▶ Exercise material
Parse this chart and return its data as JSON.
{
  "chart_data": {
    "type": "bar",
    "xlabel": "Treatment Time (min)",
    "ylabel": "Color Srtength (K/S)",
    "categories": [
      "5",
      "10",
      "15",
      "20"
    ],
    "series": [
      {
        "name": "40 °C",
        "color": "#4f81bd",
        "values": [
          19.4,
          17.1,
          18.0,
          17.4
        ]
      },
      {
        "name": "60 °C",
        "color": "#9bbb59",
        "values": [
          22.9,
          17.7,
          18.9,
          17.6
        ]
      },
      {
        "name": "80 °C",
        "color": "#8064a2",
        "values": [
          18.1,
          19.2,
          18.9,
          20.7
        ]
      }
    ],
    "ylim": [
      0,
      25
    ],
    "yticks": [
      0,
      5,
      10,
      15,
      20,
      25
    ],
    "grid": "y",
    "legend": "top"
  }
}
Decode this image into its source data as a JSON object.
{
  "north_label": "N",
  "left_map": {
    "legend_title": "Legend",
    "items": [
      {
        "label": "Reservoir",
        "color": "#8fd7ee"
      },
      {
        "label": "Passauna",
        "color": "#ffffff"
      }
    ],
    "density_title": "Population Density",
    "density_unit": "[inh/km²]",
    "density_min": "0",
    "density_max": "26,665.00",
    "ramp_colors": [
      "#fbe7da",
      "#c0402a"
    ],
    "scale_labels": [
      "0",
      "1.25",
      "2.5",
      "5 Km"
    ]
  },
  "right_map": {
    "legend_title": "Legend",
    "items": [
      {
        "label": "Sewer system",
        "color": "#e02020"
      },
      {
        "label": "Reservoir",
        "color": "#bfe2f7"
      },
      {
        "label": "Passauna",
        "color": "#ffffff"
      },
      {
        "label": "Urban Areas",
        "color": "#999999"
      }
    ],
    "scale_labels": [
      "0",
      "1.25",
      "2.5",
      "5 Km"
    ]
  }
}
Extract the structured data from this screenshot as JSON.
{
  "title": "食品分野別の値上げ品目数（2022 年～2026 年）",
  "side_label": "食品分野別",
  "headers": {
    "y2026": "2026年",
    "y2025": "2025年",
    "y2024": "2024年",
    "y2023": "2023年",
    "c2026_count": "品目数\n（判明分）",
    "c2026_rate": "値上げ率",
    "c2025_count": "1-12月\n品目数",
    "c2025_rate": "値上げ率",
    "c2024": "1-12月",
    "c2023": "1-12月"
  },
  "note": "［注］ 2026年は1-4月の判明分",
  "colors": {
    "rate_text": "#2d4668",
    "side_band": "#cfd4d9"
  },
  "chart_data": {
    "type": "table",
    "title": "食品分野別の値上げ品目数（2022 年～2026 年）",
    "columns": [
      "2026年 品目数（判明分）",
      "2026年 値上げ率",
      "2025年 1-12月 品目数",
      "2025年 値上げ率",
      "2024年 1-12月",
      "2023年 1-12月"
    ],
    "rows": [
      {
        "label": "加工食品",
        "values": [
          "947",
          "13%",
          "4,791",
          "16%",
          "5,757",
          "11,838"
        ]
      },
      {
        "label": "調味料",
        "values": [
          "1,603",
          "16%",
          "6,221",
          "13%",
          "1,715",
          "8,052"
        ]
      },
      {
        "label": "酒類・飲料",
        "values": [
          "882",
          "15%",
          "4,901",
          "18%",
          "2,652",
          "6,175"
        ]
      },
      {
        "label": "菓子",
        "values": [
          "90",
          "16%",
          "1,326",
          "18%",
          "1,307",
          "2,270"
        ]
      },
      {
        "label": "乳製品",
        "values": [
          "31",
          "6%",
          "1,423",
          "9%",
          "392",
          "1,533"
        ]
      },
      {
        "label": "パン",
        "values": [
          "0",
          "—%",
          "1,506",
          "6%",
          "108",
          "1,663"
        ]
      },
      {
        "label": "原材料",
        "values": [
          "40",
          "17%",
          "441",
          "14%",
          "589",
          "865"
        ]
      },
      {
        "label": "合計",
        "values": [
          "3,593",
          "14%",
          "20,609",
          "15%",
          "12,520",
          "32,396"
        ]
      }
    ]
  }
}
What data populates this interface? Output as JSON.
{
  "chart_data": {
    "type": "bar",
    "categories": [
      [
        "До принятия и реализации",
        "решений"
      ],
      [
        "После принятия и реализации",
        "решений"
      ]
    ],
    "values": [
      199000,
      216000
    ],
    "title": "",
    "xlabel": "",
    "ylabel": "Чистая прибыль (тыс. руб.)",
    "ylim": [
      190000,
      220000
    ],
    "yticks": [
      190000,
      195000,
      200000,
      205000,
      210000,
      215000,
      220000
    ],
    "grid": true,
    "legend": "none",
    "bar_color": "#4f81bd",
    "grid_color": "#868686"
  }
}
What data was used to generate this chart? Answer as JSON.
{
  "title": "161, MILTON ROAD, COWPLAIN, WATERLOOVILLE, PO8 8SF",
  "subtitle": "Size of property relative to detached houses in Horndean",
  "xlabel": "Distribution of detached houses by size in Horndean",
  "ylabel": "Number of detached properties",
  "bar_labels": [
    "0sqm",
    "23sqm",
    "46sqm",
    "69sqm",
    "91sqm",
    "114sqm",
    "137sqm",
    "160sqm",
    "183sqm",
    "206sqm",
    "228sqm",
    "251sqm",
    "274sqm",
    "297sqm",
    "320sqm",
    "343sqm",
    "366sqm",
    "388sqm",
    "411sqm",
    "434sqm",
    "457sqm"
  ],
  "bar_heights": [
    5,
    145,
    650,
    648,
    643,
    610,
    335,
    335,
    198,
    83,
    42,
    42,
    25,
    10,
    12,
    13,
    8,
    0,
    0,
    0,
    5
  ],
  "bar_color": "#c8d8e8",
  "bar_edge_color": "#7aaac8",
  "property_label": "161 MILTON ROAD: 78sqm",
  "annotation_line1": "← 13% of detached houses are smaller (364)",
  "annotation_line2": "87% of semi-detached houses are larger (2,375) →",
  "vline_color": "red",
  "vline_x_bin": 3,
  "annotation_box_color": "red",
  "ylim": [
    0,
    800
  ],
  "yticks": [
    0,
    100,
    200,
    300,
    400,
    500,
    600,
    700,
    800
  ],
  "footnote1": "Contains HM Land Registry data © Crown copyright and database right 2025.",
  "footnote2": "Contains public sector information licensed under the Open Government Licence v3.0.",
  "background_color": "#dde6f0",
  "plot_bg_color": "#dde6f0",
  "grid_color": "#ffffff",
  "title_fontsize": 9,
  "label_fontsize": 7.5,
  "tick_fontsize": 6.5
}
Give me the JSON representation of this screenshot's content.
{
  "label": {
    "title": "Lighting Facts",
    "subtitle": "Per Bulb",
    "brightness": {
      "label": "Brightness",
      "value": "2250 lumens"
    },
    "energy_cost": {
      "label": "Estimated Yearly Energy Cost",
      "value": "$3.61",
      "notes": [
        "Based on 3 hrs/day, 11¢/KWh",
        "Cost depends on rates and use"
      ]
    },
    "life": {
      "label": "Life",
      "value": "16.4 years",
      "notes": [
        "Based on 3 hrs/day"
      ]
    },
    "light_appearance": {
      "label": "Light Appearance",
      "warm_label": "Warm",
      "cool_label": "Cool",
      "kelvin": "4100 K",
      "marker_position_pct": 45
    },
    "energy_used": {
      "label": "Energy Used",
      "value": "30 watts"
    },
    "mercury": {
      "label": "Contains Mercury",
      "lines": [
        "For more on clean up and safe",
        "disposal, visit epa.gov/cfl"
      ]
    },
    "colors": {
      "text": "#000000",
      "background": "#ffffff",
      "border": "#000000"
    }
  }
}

▶ What is expected
Repeat every line of the material exactly as given.

▶ Response to the task
Parse this chart and return its data as JSON.
{
  "chart_data": {
    "type": "bar",
    "xlabel": "Treatment Time (min)",
    "ylabel": "Color Srtength (K/S)",
    "categories": [
      "5",
      "10",
      "15",
      "20"
    ],
    "series": [
      {
        "name": "40 °C",
        "color": "#4f81bd",
        "values": [
          19.4,
          17.1,
          18.0,
          17.4
        ]
      },
      {
        "name": "60 °C",
        "color": "#9bbb59",
        "values": [
          22.9,
          17.7,
          18.9,
          17.6
        ]
      },
      {
        "name": "80 °C",
        "color": "#8064a2",
        "values": [
          18.1,
          19.2,
          18.9,
          20.7
        ]
      }
    ],
    "ylim": [
      0,
      25
    ],
    "yticks": [
      0,
      5,
      10,
      15,
      20,
      25
    ],
    "grid": "y",
    "legend": "top"
  }
}
Decode this image into its source data as a JSON object.
{
  "north_label": "N",
  "left_map": {
    "legend_title": "Legend",
    "items": [
      {
        "label": "Reservoir",
        "color": "#8fd7ee"
      },
      {
        "label": "Passauna",
        "color": "#ffffff"
      }
    ],
    "density_title": "Population Density",
    "density_unit": "[inh/km²]",
    "density_min": "0",
    "density_max": "26,665.00",
    "ramp_colors": [
      "#fbe7da",
      "#c0402a"
    ],
    "scale_labels": [
      "0",
      "1.25",
      "2.5",
      "5 Km"
    ]
  },
  "right_map": {
    "legend_title": "Legend",
    "items": [
      {
        "label": "Sewer system",
        "color": "#e02020"
      },
      {
        "label": "Reservoir",
        "color": "#bfe2f7"
      },
      {
        "label": "Passauna",
        "color": "#ffffff"
      },
      {
        "label": "Urban Areas",
        "color": "#999999"
      }
    ],
    "scale_labels": [
      "0",
      "1.25",
      "2.5",
      "5 Km"
    ]
  }
}
Extract the structured data from this screenshot as JSON.
{
  "title": "食品分野別の値上げ品目数（2022 年～2026 年）",
  "side_label": "食品分野別",
  "headers": {
    "y2026": "2026年",
    "y2025": "2025年",
    "y2024": "2024年",
    "y2023": "2023年",
    "c2026_count": "品目数\n（判明分）",
    "c2026_rate": "値上げ率",
    "c2025_count": "1-12月\n品目数",
    "c2025_rate": "値上げ率",
    "c2024": "1-12月",
    "c2023": "1-12月"
  },
  "note": "［注］ 2026年は1-4月の判明分",
  "colors": {
    "rate_text": "#2d4668",
    "side_band": "#cfd4d9"
  },
  "chart_data": {
    "type": "table",
    "title": "食品分野別の値上げ品目数（2022 年～2026 年）",
    "columns": [
      "2026年 品目数（判明分）",
      "2026年 値上げ率",
      "2025年 1-12月 品目数",
      "2025年 値上げ率",
      "2024年 1-12月",
      "2023年 1-12月"
    ],
    "rows": [
      {
        "label": "加工食品",
        "values": [
          "947",
          "13%",
          "4,791",
          "16%",
          "5,757",
          "11,838"
        ]
      },
      {
        "label": "調味料",
        "values": [
          "1,603",
          "16%",
          "6,221",
          "13%",
          "1,715",
          "8,052"
        ]
      },
      {
        "label": "酒類・飲料",
        "values": [
          "882",
          "15%",
          "4,901",
          "18%",
          "2,652",
          "6,175"
        ]
      },
      {
        "label": "菓子",
        "values": [
          "90",
          "16%",
          "1,326",
          "18%",
          "1,307",
          "2,270"
        ]
      },
      {
        "label": "乳製品",
        "values": [
          "31",
          "6%",
          "1,423",
          "9%",
          "392",
          "1,533"
        ]
      },
      {
        "label": "パン",
        "values": [
          "0",
          "—%",
          "1,506",
          "6%",
          "108",
          "1,663"
        ]
      },
      {
        "label": "原材料",
        "values": [
          "40",
          "17%",
          "441",
          "14%",
          "589",
          "865"
        ]
      },
      {
        "label": "合計",
        "values": [
          "3,593",
          "14%",
          "20,609",
          "15%",
          "12,520",
          "32,396"
        ]
      }
    ]
  }
}
What data populates this interface? Output as JSON.
{
  "chart_data": {
    "type": "bar",
    "categories": [
      [
        "До принятия и реализации",
        "решений"
      ],
      [
        "После принятия и реализации",
        "решений"
      ]
    ],
    "values": [
      199000,
      216000
    ],
    "title": "",
    "xlabel": "",
    "ylabel": "Чистая прибыль (тыс. руб.)",
    "ylim": [
      190000,
      220000
    ],
    "yticks": [
      190000,
      195000,
      200000,
      205000,
      210000,
      215000,
      220000
    ],
    "grid": true,
    "legend": "none",
    "bar_color": "#4f81bd",
    "grid_color": "#868686"
  }
}
What data was used to generate this chart? Answer as JSON.
{
  "title": "161, MILTON ROAD, COWPLAIN, WATERLOOVILLE, PO8 8SF",
  "subtitle": "Size of property relative to detached houses in Horndean",
  "xlabel": "Distribution of detached houses by size in Horndean",
  "ylabel": "Number of detached properties",
  "bar_labels": [
    "0sqm",
    "23sqm",
    "46sqm",
    "69sqm",
    "91sqm",
    "114sqm",
    "137sqm",
    "160sqm",
    "183sqm",
    "206sqm",
    "228sqm",
    "251sqm",
    "274sqm",
    "297sqm",
    "320sqm",
    "343sqm",
    "366sqm",
    "388sqm",
    "411sqm",
    "434sqm",
    "457sqm"
  ],
  "bar_heights": [
    5,
    145,
    650,
    648,
    643,
    610,
    335,
    335,
    198,
    83,
    42,
    42,
    25,
    10,
    12,
    13,
    8,
    0,
    0,
    0,
    5
  ],
  "bar_color": "#c8d8e8",
  "bar_edge_color": "#7aaac8",
  "property_label": "161 MILTON ROAD: 78sqm",
  "annotation_line1": "← 13% of detached houses are smaller (364)",
  "annotation_line2": "87% of semi-detached houses are larger (2,375) →",
  "vline_color": "red",
  "vline_x_bin": 3,
  "annotation_box_color": "red",
  "ylim": [
    0,
    800
  ],
  "yticks": [
    0,
    100,
    200,
    300,
    400,
    500,
    600,
    700,
    800
  ],
  "footnote1": "Contains HM Land Registry data © Crown copyright and database right 2025.",
  "footnote2": "Contains public sector information licensed under the Open Government Licence v3.0.",
  "background_color": "#dde6f0",
  "plot_bg_color": "#dde6f0",
  "grid_color": "#ffffff",
  "title_fontsize": 9,
  "label_fontsize": 7.5,
  "tick_fontsize": 6.5
}
Give me the JSON representation of this screenshot's content.
{
  "label": {
    "title": "Lighting Facts",
    "subtitle": "Per Bulb",
    "brightness": {
      "label": "Brightness",
      "value": "2250 lumens"
    },
    "energy_cost": {
      "label": "Estimated Yearly Energy Cost",
      "value": "$3.61",
      "notes": [
        "Based on 3 hrs/day, 11¢/KWh",
        "Cost depends on rates and use"
      ]
    },
    "life": {
      "label": "Life",
      "value": "16.4 years",
      "notes": [
        "Based on 3 hrs/day"
      ]
    },
    "light_appearance": {
      "label": "Light Appearance",
      "warm_label": "Warm",
      "cool_label": "Cool",
      "kelvin": "4100 K",
      "marker_position_pct": 45
    },
    "energy_used": {
      "label": "Energy Used",
      "value": "30 watts"
    },
    "mercury": {
      "label": "Contains Mercury",
      "lines": [
        "For more on clean up and safe",
        "disposal, visit epa.gov/cfl"
      ]
    },
    "colors": {
      "text": "#000000",
      "background": "#ffffff",
      "border": "#000000"
    }
  }
}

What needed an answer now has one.